(Short task): Gather all lines in the entries below that include the word "naturalismului".

================================

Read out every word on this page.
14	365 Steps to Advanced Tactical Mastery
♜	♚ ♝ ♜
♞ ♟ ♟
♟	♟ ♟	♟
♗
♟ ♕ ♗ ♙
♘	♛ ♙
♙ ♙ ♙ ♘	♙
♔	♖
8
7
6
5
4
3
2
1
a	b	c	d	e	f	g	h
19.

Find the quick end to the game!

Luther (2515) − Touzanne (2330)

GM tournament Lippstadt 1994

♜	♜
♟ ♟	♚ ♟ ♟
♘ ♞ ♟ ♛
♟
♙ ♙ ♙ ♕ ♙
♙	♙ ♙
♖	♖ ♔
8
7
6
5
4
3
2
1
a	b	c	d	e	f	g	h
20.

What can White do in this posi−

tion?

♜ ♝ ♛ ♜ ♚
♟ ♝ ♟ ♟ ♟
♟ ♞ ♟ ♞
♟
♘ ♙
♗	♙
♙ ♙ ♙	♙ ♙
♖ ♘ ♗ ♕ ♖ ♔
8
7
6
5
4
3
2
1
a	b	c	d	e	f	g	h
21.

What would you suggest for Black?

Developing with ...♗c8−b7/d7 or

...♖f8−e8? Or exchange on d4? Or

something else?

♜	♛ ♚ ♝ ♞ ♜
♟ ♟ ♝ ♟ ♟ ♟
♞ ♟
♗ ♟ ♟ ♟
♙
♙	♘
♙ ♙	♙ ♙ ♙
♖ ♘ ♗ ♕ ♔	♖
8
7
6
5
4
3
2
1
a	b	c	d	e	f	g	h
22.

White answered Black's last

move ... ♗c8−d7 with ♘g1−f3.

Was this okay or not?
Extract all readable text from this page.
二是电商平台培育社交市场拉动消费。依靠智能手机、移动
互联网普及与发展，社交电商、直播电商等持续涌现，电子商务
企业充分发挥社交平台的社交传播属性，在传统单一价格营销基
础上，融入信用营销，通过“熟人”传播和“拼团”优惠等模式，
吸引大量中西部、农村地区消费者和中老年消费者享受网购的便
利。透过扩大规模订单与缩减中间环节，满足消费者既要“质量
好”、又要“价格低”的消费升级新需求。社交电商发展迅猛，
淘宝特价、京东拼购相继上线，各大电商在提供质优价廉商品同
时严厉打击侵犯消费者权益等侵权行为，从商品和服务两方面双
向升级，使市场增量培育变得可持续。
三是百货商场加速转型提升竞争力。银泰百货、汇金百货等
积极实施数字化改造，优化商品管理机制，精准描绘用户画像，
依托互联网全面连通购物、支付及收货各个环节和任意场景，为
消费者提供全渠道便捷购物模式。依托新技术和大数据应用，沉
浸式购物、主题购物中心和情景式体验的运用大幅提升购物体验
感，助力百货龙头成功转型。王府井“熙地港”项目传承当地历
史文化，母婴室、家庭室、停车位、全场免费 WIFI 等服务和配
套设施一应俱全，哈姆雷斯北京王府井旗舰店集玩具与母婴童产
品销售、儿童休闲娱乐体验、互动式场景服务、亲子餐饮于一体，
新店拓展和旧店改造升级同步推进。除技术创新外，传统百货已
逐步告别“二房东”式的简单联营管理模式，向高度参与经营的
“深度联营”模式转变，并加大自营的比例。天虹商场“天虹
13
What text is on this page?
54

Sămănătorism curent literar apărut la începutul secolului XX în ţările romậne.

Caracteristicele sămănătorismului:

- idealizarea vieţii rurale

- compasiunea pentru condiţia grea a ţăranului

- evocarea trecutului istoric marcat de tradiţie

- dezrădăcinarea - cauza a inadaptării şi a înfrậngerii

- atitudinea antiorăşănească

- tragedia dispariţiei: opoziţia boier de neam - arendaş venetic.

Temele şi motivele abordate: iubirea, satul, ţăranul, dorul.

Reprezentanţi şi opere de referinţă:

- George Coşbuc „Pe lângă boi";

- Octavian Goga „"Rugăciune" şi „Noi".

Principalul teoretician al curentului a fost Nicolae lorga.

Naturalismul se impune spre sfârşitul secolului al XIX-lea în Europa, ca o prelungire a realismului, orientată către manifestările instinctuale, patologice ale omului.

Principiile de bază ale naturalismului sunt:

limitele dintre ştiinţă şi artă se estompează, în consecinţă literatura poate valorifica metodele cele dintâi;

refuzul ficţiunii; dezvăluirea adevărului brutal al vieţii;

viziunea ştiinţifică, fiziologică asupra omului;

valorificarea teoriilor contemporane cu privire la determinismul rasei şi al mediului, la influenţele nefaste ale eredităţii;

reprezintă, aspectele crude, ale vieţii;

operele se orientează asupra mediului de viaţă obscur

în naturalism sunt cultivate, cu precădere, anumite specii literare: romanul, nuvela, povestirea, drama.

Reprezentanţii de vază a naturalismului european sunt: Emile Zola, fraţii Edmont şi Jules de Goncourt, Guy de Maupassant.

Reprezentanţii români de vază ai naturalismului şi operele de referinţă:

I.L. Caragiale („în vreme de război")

================================

(Answer for this exercise):
Principiile de bază ale naturalismului sunt:
Reprezentanţii de vază a naturalismului european sunt: Emile Zola, fraţii Edmont şi Jules de Goncourt, Guy de Maupassant.
Reprezentanţii români de vază ai naturalismului şi operele de referinţă:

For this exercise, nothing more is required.